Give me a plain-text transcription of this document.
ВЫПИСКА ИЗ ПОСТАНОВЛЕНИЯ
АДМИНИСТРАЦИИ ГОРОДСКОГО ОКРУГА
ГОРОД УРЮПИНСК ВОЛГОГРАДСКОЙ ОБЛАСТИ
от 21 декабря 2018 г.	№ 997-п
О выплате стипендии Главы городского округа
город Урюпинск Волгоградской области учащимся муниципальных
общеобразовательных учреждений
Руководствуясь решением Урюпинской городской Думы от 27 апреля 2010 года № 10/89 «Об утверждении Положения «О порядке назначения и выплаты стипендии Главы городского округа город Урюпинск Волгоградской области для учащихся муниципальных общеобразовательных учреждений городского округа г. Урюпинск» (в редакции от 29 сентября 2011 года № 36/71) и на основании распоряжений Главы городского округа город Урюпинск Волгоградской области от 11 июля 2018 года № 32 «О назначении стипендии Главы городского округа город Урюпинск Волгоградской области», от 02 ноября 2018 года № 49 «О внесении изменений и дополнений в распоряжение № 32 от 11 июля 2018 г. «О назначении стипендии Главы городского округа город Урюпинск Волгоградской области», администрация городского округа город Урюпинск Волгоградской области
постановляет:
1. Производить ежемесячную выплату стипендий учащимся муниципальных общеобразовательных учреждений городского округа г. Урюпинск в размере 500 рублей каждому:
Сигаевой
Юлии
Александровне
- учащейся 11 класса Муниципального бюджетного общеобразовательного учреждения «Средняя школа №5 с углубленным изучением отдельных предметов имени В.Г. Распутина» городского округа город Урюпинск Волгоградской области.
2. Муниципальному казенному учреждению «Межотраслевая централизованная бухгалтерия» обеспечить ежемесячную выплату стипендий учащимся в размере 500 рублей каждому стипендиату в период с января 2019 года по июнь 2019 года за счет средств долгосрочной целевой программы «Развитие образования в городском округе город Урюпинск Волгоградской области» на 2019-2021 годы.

→ GOAL: Return each line of the records above exactly as it reads.

→ OUTPUT:
Give me a plain-text transcription of this document.
ВЫПИСКА ИЗ ПОСТАНОВЛЕНИЯ
АДМИНИСТРАЦИИ ГОРОДСКОГО ОКРУГА
ГОРОД УРЮПИНСК ВОЛГОГРАДСКОЙ ОБЛАСТИ
от 21 декабря 2018 г.	№ 997-п
О выплате стипендии Главы городского округа
город Урюпинск Волгоградской области учащимся муниципальных
общеобразовательных учреждений
Руководствуясь решением Урюпинской городской Думы от 27 апреля 2010 года № 10/89 «Об утверждении Положения «О порядке назначения и выплаты стипендии Главы городского округа город Урюпинск Волгоградской области для учащихся муниципальных общеобразовательных учреждений городского округа г. Урюпинск» (в редакции от 29 сентября 2011 года № 36/71) и на основании распоряжений Главы городского округа город Урюпинск Волгоградской области от 11 июля 2018 года № 32 «О назначении стипендии Главы городского округа город Урюпинск Волгоградской области», от 02 ноября 2018 года № 49 «О внесении изменений и дополнений в распоряжение № 32 от 11 июля 2018 г. «О назначении стипендии Главы городского округа город Урюпинск Волгоградской области», администрация городского округа город Урюпинск Волгоградской области
постановляет:
1. Производить ежемесячную выплату стипендий учащимся муниципальных общеобразовательных учреждений городского округа г. Урюпинск в размере 500 рублей каждому:
Сигаевой
Юлии
Александровне
- учащейся 11 класса Муниципального бюджетного общеобразовательного учреждения «Средняя школа №5 с углубленным изучением отдельных предметов имени В.Г. Распутина» городского округа город Урюпинск Волгоградской области.
2. Муниципальному казенному учреждению «Межотраслевая централизованная бухгалтерия» обеспечить ежемесячную выплату стипендий учащимся в размере 500 рублей каждому стипендиату в период с января 2019 года по июнь 2019 года за счет средств долгосрочной целевой программы «Развитие образования в городском округе город Урюпинск Волгоградской области» на 2019-2021 годы.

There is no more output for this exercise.